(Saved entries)
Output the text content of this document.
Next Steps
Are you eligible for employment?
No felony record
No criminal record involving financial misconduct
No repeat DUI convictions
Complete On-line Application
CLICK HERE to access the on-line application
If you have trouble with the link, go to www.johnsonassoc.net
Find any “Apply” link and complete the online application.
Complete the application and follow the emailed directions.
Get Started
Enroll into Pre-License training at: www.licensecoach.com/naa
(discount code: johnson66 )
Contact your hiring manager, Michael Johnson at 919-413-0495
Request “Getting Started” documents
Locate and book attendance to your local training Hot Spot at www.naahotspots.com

● AIM
Give the listing above again, word for word.

● FULL SOLUTION
Output the text content of this document.
Next Steps
Are you eligible for employment?
No felony record
No criminal record involving financial misconduct
No repeat DUI convictions
Complete On-line Application
CLICK HERE to access the on-line application
If you have trouble with the link, go to www.johnsonassoc.net
Find any “Apply” link and complete the online application.
Complete the application and follow the emailed directions.
Get Started
Enroll into Pre-License training at: www.licensecoach.com/naa
(discount code: johnson66 )
Contact your hiring manager, Michael Johnson at 919-413-0495
Request “Getting Started” documents
Locate and book attendance to your local training Hot Spot at www.naahotspots.com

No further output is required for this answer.